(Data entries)
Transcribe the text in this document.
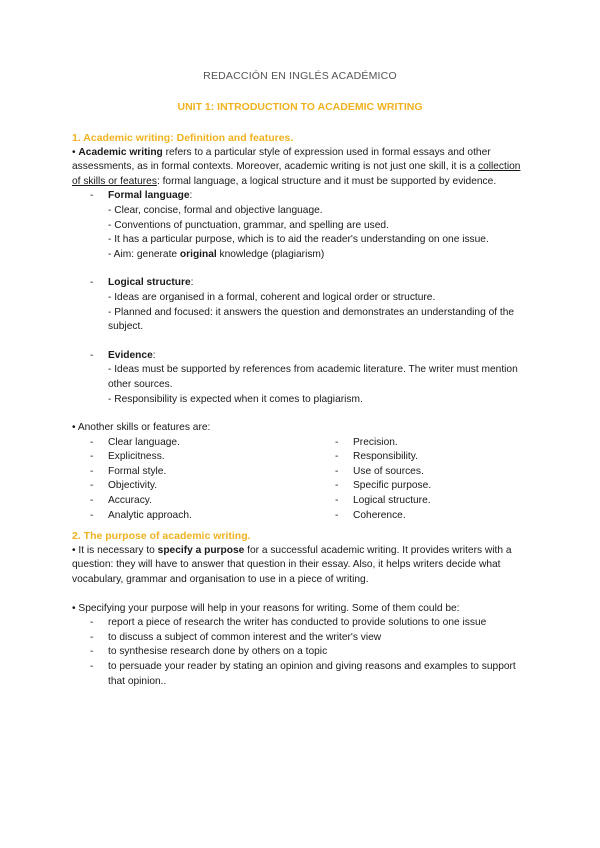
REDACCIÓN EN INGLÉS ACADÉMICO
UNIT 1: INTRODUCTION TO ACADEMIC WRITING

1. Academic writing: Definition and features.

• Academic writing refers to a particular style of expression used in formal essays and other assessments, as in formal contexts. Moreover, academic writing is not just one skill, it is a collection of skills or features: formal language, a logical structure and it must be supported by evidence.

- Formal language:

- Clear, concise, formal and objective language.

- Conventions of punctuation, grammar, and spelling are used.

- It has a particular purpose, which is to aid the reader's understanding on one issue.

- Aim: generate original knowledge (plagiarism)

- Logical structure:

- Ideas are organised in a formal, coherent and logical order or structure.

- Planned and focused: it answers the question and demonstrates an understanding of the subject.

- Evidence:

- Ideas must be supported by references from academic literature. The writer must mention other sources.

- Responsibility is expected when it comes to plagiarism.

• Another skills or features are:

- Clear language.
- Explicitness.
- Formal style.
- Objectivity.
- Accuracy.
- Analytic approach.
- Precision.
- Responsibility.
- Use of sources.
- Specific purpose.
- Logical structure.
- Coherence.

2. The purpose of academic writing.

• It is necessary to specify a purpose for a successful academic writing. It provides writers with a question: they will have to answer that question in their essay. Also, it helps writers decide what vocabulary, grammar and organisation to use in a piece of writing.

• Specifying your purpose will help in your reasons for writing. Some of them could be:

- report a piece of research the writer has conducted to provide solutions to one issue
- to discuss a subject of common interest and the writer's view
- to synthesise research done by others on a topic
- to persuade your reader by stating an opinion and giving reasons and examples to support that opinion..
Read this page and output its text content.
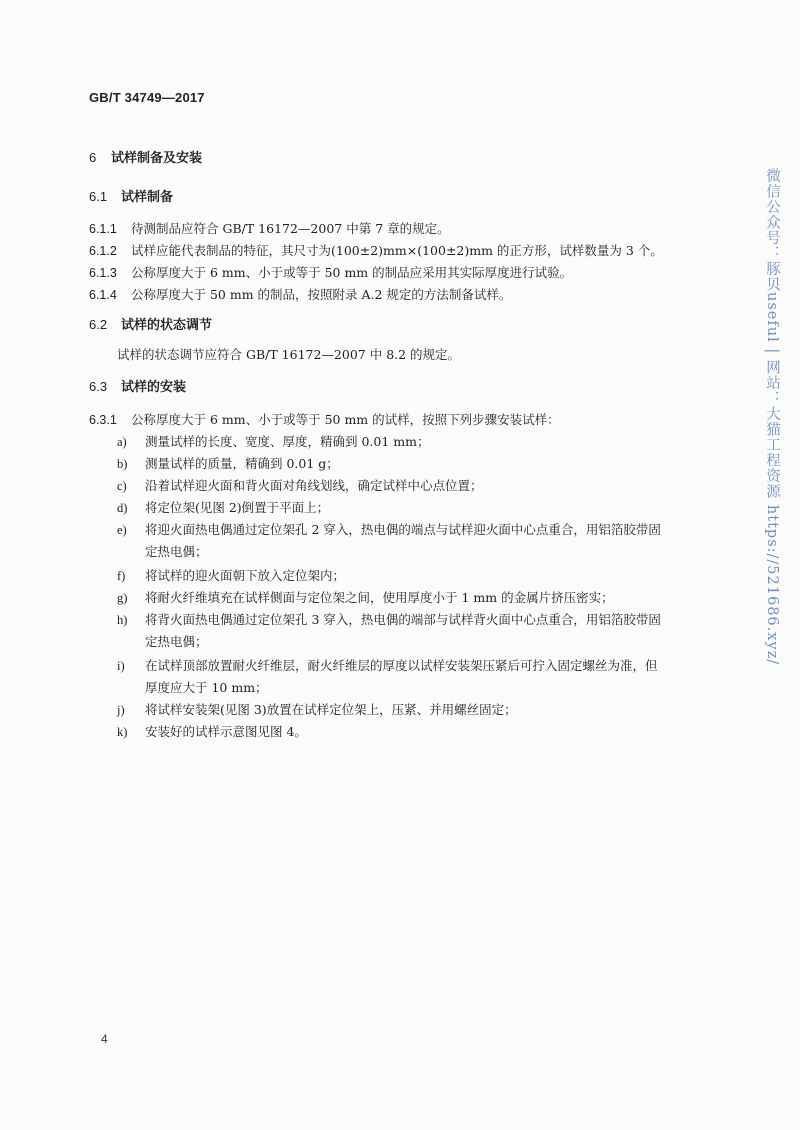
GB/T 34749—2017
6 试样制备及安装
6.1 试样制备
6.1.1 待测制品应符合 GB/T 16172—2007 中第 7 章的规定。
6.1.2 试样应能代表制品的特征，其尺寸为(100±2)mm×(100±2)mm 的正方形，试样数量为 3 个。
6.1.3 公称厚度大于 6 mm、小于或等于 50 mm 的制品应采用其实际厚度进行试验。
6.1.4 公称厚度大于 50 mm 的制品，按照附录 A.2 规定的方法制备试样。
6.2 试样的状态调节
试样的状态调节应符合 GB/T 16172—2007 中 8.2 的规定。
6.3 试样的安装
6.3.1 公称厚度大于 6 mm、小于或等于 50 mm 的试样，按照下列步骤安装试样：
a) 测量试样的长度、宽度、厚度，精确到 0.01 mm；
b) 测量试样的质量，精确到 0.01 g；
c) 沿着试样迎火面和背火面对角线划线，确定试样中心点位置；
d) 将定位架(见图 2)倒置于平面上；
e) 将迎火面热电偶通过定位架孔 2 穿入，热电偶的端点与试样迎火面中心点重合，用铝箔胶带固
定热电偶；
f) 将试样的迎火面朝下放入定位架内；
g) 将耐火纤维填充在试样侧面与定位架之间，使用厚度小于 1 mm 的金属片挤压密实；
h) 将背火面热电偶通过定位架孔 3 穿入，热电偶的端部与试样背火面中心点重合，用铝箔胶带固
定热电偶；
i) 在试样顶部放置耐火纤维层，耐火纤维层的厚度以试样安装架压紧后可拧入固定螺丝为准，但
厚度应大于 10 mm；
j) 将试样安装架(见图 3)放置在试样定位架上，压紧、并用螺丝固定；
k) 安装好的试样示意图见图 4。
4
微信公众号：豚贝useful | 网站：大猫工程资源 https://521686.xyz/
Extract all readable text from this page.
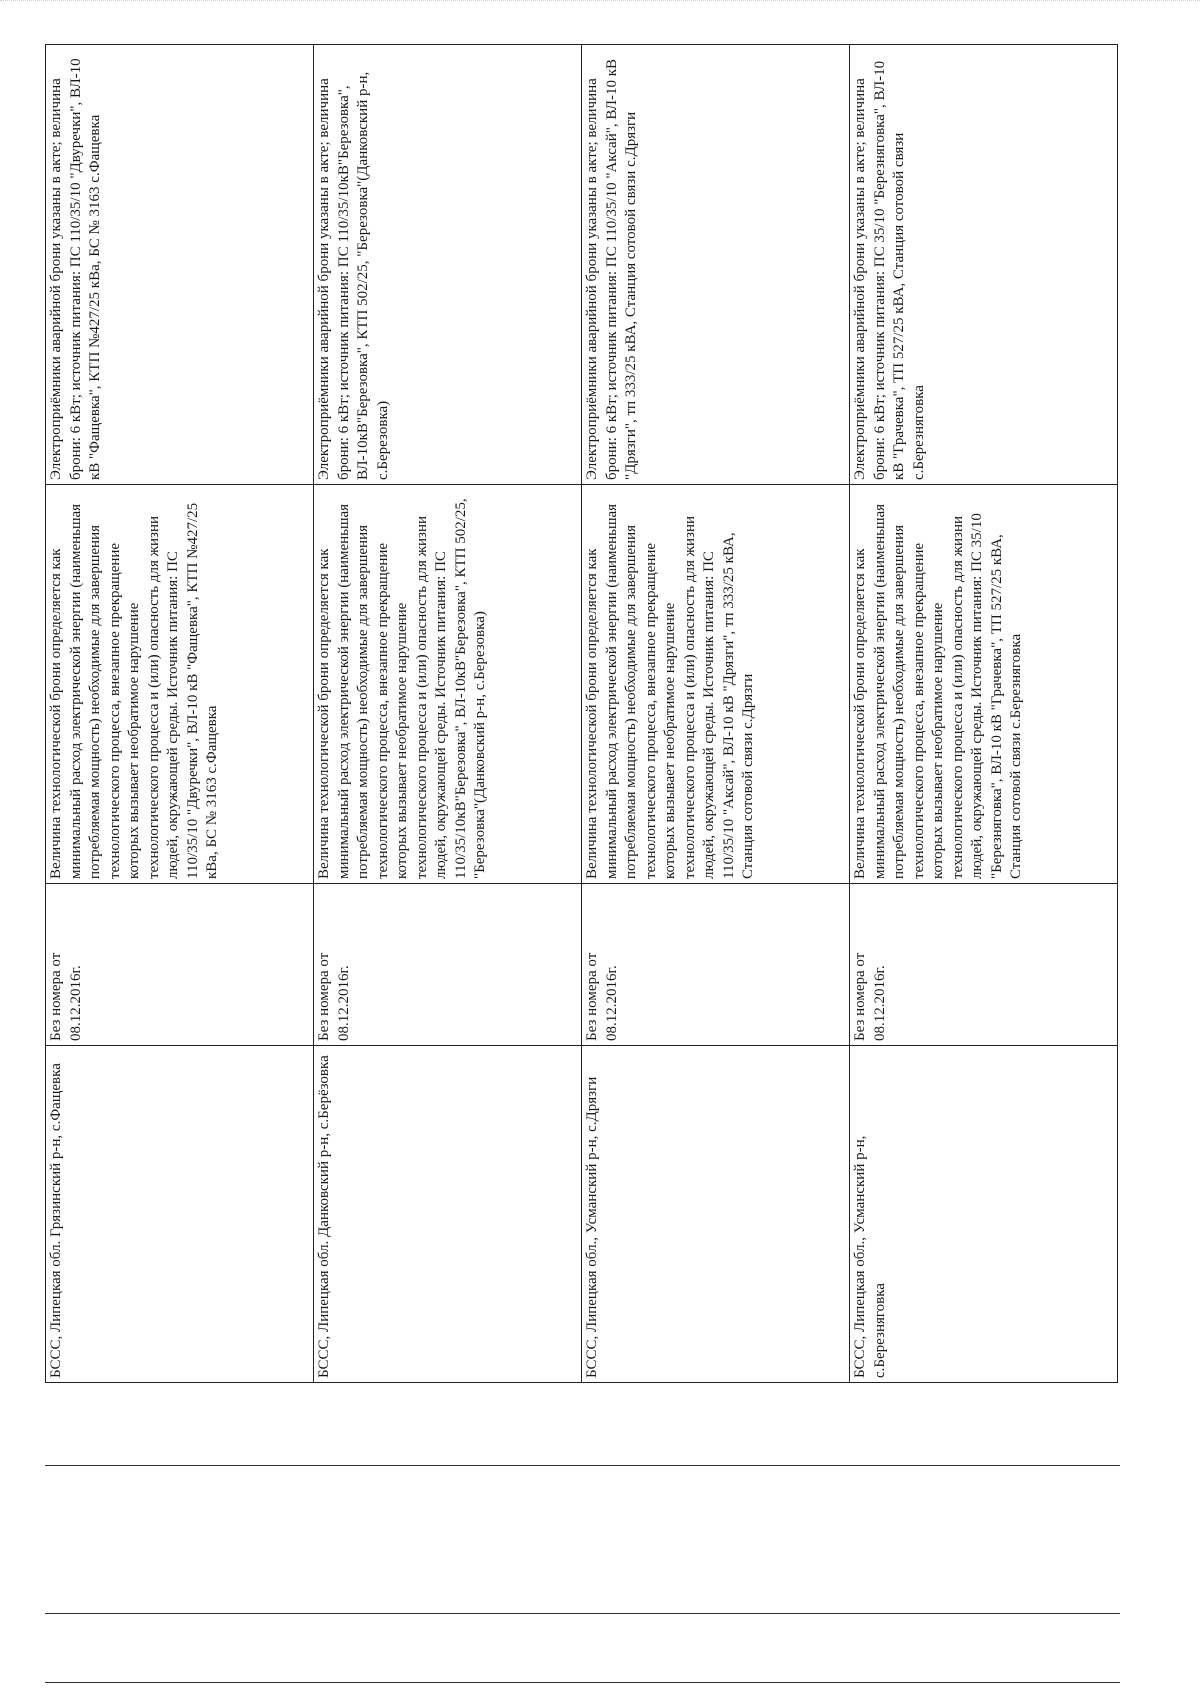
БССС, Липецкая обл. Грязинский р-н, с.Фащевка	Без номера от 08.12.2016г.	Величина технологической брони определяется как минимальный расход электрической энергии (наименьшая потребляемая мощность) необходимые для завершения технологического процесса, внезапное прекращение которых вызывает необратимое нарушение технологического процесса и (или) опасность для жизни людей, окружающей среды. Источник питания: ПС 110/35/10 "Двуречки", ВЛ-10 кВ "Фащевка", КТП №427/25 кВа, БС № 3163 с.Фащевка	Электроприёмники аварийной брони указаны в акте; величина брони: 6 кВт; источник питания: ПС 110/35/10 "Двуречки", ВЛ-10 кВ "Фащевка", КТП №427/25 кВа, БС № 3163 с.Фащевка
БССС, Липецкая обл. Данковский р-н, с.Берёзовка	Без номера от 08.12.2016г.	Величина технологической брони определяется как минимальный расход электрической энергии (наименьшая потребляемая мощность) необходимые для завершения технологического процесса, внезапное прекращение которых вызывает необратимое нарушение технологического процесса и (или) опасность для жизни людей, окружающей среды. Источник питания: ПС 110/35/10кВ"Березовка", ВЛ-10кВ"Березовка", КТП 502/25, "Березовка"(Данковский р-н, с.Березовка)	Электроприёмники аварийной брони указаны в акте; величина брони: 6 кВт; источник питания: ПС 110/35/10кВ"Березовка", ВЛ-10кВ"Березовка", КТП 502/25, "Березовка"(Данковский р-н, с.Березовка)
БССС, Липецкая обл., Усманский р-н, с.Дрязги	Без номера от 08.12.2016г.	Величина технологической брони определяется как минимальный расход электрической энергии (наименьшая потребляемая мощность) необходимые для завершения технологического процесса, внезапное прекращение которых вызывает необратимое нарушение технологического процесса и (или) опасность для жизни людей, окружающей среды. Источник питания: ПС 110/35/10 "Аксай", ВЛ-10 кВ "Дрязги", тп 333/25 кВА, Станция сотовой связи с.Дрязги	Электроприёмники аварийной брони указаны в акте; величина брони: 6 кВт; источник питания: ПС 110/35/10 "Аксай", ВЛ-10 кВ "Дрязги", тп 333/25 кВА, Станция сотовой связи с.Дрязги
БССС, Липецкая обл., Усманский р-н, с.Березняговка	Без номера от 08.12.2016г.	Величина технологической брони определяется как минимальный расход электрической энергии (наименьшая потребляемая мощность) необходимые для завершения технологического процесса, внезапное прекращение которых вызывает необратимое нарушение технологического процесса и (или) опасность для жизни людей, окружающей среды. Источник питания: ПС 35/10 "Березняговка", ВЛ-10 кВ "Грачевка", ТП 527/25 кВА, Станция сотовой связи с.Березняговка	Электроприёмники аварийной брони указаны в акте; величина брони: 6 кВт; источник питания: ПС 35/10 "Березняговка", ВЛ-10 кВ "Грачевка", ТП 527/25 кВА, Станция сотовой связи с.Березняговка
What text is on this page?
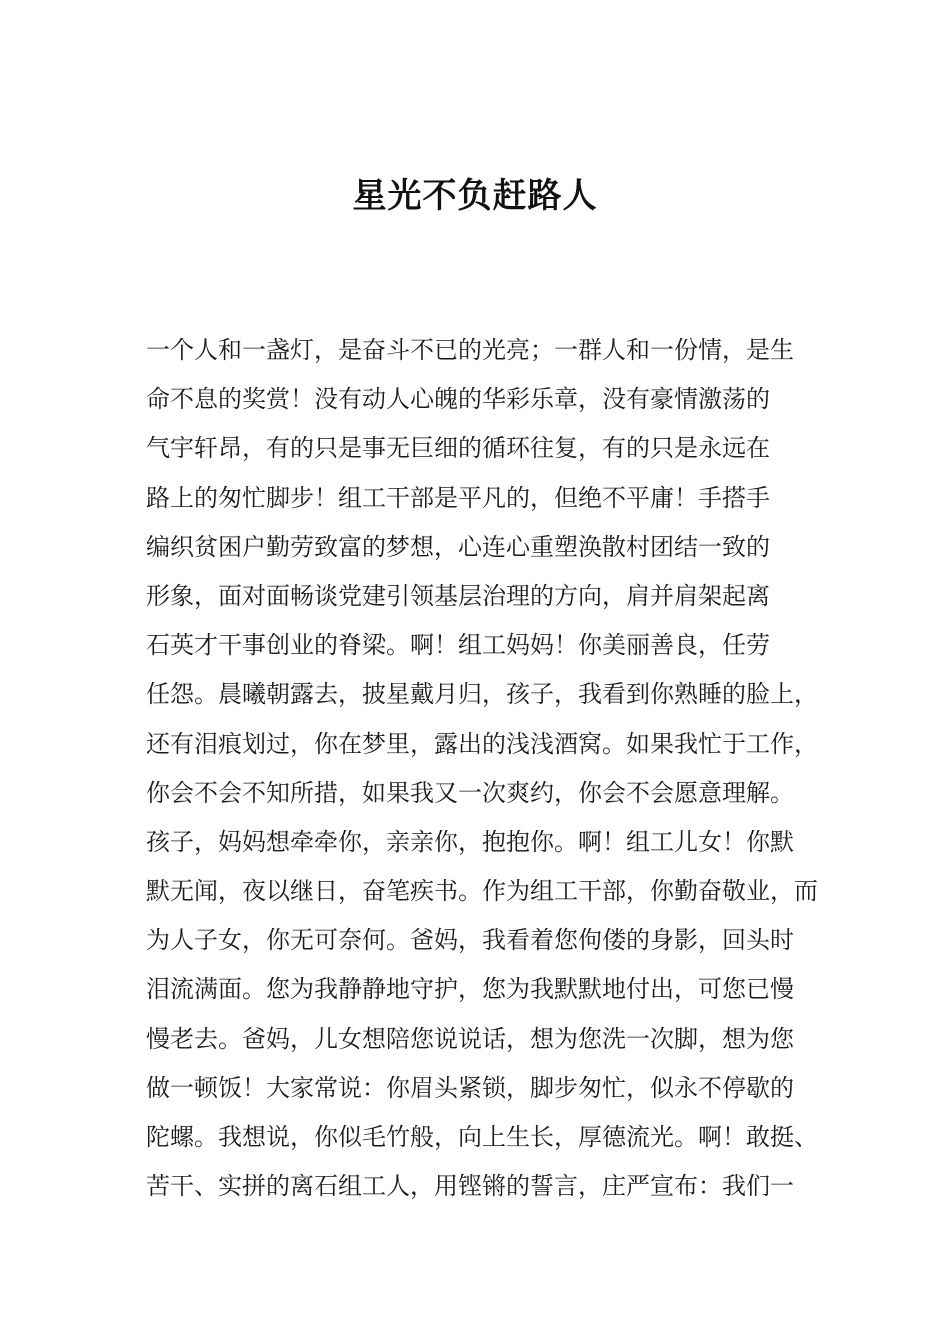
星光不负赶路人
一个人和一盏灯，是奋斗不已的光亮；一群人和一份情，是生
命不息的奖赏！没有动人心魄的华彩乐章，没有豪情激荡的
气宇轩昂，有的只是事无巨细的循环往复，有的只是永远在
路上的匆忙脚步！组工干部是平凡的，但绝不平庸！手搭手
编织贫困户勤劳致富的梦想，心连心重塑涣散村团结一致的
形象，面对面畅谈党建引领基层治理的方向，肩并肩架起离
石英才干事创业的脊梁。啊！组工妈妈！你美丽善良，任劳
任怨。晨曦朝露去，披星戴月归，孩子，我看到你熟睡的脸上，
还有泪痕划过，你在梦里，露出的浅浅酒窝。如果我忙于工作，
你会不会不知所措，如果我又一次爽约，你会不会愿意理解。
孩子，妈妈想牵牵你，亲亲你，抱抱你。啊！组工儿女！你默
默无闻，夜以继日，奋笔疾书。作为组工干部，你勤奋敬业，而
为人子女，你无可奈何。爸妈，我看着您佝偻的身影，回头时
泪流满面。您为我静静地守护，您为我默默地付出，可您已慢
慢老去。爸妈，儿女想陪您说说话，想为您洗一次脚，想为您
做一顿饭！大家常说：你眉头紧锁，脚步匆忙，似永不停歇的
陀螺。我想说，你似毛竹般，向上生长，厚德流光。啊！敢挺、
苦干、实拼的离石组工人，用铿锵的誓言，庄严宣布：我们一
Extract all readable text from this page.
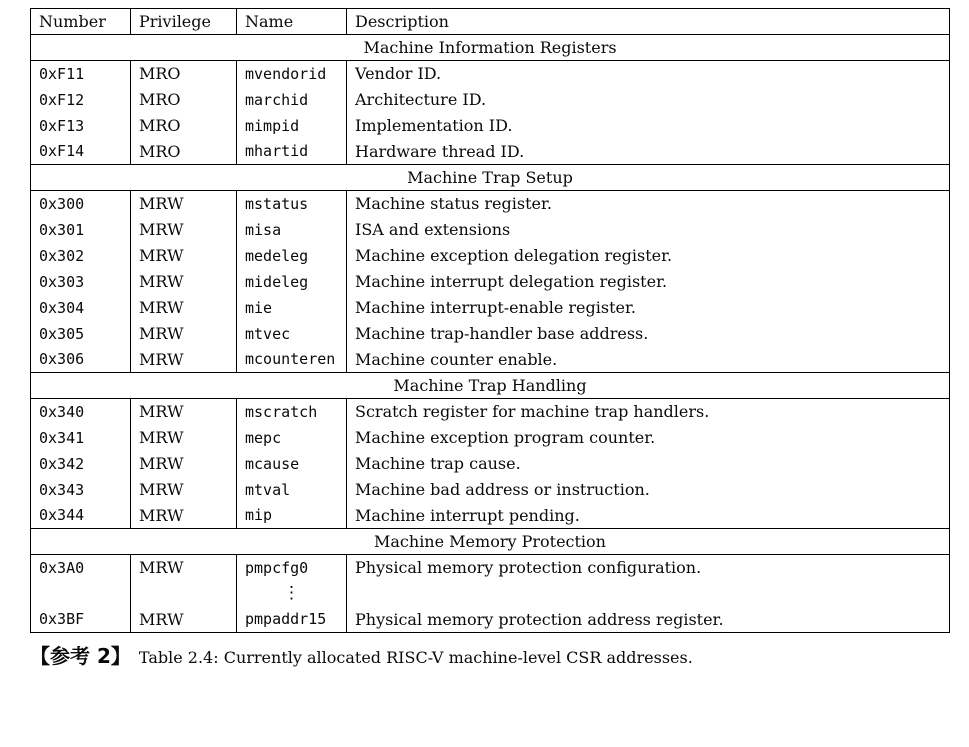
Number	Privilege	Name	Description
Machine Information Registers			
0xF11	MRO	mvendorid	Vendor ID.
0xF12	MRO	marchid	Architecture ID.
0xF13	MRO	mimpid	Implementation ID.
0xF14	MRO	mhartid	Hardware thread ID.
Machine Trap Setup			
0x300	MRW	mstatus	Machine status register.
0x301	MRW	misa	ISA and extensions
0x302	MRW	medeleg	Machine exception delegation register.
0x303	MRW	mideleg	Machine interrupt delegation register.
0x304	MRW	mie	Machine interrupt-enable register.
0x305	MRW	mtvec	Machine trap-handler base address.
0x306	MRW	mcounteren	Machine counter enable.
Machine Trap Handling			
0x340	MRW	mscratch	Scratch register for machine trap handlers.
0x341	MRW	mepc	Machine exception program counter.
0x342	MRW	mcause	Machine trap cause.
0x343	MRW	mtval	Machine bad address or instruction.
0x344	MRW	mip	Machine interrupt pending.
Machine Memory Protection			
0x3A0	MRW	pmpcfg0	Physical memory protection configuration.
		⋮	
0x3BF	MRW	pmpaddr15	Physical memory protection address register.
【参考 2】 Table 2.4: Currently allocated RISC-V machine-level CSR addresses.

§ EXERCISE
Where a line of the data holds "interrupt", show that line.

§ ANSWER BELOW
0x303	MRW	mideleg	Machine interrupt delegation register.
0x304	MRW	mie	Machine interrupt-enable register.
0x344	MRW	mip	Machine interrupt pending.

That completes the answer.